DOCUMENT EXCERPT:

ANSWERS: 22
  • Yes they are, and if you're planning on engaging in it, you (both) better be strong or else you're not gonna make it.
  • My opinion is thus: Love is the only importance. What bigoted, ignorant and racist people may or may not think can be challenging and may make it "harder", but so it was for those who first sat at a lunch counter or the front of the bus... The actual marriage itself is as difficult as you two choose to make it, IMHO.
  • Huh huh ... you said harder. Seriously, the unfortunate truth is that in some families and with some friends' circles, it would be harder. I don't know why, as I was raised not to care about someone's color/race/ethnicity. Always seemed too much work to me to keep track of things so you could "dislike" the right person. But I also believe love can conquer all. Don't listen to racist bastards.
  • I used to date ,in the 1970's outside my race,and even back then it was hardly noticed by anyone,nor nothing was said about it.They are the same as all marriages,and it is the marriages that fall apart ,not the fact of racial differences.
  • if you live in an ignorant imbred region it may be a problem, but on the west coast it is not. and on a more scientific view, "genetic diversity breeds strength." just as how fullbreed dogs have statisticaly shorter lives with more medical problems than mixbreeds, it is the same with humans. your children with have a higher chance at health and beauty. people who have a problem with mixbreeding need to not be breeding. the bananas we have today are a different breed than 30 years ago because a lack of genetic diversity allowed the plants to be wiped out by a variant of duch elm disease... the current bananas are at risk for a new variand of the same disease.
  • Not at all :)
  • i think that society and relatives impose a lot of different challenges that add to the standard stresses in a relationship.
  • If you love one another any outside pressures will help to make you stronger. In some places there may be some pressure but I do not think it is a great deal today. All marriages need work and understanding. I do not think race causes a problem sometimes culture can be a difficulty.
  • No, as long as you love each other, you can conquer anything.
  • I've been in several interracial relationships, and I'd say there are, unfortunately, difficulties that come with the simple fact that people are two different colors. however, if you have an open line of communication, and both understand that this is a reality, it's much easier to work through, and can eventually become a nonissue...or at least something you can laugh at together :)
  • Any marriage is hard these days,and i dont think it would be any harder,If you love someone,jus try to do what it takes to please them as they should do also..
  • Yes they are. My husband and I were in the market and the cashier asked if this was all I had, for food, cause he was standing behind me. I told her that it was all together. People are so blind with they way couples are today!!!
  • i'm only imagining - yes, they often are harder... it depends in part on the things a couple has to contend with - moreso than races. i think that racial comos often produce more challenges.
  • Not at all. It all depends where you life.
  • I am in an interracial marriage, and i would not say that is is harder than other marriages. Most marriages have many problems for the two to face, and if they come out together inthe end, then it say something good for botrh peopl, regardless of race.
  • Not really. Skin color does not matter if two people really love each other. I have answered calls involving a bi-racial marriage, where property was stolen. The children were well-mannered and both adults appeared to love and respect each other. They were good people.
  • It may be "harder" like if you ever got weird, prolonged stares (but when does that ever happen?). No I think, so long as everyone is agreed its for the individuals happiness, it's not really that much harder and seeing as how its so common, it's really quite the norm.

LISTED ENTRIES:
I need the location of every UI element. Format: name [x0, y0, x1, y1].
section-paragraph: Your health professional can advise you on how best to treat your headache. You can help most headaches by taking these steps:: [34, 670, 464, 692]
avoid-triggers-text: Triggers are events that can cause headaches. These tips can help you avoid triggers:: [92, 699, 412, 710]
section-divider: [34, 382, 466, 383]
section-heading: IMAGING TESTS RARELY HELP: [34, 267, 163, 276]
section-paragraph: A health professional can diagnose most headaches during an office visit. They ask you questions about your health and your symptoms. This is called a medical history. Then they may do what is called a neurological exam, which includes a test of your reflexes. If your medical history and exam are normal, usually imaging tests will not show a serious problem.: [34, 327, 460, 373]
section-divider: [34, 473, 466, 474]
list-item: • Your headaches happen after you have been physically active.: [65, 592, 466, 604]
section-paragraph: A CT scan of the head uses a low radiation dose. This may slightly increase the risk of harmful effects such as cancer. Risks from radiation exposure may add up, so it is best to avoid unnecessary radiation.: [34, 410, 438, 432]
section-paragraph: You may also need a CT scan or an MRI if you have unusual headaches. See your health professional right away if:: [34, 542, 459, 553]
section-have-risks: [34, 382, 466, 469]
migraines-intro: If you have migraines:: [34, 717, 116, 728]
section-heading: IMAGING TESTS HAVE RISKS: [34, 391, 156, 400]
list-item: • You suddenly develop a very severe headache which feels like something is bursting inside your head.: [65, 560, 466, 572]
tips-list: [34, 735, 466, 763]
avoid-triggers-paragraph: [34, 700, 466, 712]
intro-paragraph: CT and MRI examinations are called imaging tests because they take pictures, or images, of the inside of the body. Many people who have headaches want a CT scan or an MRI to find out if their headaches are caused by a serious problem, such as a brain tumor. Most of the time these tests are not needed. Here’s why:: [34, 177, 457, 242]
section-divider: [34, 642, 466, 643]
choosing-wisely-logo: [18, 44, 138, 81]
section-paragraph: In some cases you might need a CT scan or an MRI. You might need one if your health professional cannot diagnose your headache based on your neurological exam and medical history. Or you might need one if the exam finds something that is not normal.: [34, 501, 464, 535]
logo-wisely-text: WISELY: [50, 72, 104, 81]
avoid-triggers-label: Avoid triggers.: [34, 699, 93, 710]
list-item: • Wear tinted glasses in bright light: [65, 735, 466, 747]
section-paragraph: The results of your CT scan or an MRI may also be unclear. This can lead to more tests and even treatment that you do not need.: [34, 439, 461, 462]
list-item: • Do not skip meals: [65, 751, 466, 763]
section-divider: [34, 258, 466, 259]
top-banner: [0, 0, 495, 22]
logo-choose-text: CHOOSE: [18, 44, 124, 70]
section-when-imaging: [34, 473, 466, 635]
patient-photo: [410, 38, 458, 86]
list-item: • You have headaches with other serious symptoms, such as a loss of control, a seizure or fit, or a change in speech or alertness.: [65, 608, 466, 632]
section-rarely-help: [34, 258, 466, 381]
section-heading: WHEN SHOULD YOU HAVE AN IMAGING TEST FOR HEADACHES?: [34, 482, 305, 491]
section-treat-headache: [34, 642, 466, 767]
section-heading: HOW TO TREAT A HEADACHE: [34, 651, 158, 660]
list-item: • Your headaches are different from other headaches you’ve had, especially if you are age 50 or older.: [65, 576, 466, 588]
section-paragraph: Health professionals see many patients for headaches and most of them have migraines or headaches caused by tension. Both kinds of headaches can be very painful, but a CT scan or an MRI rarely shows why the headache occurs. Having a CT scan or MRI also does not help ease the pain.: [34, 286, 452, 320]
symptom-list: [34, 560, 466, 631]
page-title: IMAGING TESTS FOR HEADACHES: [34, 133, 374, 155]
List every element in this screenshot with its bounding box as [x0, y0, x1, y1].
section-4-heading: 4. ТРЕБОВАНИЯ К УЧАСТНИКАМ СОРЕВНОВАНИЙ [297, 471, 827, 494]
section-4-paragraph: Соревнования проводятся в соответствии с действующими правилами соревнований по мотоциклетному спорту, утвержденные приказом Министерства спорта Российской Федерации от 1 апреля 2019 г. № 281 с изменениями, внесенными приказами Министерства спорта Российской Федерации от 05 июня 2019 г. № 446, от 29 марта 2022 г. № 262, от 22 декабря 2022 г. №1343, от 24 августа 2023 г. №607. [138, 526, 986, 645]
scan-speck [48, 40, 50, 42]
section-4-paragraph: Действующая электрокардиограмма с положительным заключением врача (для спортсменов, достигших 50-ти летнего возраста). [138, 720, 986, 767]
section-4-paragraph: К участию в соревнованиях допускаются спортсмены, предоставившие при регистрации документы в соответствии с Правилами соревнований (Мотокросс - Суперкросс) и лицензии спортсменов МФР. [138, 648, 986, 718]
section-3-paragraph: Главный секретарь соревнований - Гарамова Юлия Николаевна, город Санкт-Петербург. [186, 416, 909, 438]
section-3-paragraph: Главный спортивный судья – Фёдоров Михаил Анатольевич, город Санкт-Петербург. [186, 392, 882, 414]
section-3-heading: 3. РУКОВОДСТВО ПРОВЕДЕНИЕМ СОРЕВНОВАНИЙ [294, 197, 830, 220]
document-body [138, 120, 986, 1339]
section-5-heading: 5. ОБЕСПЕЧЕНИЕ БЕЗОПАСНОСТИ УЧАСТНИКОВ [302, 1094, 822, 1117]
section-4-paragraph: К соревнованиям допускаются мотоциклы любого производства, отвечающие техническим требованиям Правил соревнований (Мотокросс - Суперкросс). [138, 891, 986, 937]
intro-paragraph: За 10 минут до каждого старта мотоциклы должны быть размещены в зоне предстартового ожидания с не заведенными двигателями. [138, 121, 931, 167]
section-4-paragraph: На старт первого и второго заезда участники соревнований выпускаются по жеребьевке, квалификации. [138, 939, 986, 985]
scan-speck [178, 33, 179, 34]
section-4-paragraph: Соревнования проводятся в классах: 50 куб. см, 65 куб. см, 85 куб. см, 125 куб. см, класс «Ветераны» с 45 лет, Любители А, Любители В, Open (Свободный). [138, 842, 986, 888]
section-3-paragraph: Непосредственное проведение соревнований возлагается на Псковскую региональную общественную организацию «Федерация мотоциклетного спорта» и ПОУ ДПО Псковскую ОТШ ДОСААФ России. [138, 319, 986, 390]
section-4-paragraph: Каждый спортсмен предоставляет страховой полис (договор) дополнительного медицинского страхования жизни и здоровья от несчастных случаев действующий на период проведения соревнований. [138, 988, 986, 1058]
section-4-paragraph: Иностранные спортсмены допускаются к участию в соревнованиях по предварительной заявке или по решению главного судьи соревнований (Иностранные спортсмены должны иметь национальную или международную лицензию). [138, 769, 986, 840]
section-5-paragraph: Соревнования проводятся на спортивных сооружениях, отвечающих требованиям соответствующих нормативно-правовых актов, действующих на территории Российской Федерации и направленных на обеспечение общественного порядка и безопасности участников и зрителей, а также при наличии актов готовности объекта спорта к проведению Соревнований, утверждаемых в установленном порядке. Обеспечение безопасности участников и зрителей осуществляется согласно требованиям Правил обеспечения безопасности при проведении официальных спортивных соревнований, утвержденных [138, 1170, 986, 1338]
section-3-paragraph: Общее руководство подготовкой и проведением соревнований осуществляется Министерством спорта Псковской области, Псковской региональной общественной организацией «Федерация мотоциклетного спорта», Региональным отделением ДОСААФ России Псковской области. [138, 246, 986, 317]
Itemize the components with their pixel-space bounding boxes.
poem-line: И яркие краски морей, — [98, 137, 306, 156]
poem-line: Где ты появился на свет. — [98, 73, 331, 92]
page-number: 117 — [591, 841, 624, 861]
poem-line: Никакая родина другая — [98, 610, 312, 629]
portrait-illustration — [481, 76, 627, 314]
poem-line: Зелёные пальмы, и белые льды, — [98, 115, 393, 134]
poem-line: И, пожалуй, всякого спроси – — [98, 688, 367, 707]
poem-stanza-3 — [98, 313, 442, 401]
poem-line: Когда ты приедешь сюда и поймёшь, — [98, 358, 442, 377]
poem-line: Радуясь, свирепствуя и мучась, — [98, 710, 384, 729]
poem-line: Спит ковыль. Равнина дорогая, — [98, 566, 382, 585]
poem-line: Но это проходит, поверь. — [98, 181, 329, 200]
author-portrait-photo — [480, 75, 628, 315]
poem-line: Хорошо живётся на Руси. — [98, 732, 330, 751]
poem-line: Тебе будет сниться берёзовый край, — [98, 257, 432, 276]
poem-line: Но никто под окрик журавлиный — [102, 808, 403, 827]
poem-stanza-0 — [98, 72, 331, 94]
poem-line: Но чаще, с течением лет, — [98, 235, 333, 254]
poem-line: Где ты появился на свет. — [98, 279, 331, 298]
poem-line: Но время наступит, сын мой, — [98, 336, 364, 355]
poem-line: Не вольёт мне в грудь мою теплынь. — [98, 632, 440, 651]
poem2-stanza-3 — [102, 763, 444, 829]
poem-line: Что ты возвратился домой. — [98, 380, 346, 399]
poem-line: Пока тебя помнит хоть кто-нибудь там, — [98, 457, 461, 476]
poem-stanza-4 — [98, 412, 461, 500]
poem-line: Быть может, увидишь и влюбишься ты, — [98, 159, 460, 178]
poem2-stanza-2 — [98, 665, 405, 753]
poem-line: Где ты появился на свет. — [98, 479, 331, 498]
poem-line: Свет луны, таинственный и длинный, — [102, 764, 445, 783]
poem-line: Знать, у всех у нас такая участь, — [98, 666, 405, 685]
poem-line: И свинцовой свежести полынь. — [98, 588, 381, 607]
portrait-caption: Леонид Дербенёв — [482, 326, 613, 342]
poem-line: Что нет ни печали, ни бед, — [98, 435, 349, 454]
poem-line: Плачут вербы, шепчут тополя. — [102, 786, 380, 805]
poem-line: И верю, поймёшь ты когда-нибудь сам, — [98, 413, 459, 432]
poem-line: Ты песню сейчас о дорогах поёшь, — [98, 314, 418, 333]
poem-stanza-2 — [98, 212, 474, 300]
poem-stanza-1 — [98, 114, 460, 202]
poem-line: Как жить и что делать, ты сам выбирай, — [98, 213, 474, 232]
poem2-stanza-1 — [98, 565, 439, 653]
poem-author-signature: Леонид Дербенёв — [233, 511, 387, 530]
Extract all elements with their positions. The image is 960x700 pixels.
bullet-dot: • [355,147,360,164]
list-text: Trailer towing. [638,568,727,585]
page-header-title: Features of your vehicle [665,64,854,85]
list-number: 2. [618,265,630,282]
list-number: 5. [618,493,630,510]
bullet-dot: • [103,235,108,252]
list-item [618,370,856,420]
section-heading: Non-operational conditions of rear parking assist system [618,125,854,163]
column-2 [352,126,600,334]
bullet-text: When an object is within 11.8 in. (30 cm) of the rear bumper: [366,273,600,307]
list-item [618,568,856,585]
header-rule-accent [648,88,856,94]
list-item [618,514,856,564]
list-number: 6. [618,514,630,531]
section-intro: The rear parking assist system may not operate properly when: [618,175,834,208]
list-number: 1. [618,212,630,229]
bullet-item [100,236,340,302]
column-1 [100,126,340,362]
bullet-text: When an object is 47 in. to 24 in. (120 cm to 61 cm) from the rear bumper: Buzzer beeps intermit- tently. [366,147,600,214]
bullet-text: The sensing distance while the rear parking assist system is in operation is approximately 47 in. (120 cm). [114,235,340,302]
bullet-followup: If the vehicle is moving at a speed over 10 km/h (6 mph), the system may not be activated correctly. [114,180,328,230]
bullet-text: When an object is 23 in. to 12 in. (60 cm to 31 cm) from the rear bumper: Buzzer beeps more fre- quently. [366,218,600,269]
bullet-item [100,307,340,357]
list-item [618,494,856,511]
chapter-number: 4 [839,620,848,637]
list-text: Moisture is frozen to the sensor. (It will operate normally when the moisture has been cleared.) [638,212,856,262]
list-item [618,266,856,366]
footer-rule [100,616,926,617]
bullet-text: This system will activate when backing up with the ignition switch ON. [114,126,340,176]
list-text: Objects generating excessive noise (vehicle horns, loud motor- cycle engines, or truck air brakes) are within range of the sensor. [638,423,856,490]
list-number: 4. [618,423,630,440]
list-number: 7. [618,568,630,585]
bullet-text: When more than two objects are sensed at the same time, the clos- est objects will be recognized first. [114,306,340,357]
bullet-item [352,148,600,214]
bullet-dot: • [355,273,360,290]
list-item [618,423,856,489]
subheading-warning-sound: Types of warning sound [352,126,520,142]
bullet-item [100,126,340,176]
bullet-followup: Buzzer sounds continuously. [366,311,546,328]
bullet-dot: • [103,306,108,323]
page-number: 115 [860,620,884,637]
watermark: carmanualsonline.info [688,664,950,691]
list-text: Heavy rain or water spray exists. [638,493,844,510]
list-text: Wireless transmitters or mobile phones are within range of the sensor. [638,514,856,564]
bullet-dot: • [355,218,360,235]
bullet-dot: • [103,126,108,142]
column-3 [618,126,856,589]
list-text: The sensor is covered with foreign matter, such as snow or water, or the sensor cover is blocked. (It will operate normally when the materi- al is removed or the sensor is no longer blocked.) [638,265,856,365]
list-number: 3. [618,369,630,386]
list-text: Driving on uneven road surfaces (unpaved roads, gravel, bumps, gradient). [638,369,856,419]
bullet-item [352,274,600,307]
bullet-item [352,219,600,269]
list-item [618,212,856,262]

ASSIGNMENT:
In the thread of answers on interracial marriage, one person who has been in several interracial relationships says the difficulties can eventually become a nonissue. Explain what that answer says makes this possible.

ANSWER FOR THIS EXERCISE:
An open line of communication, with both partners understanding that these difficulties are a reality, makes them much easier to work through. They can then become a nonissue, or at least something the couple can laugh at together.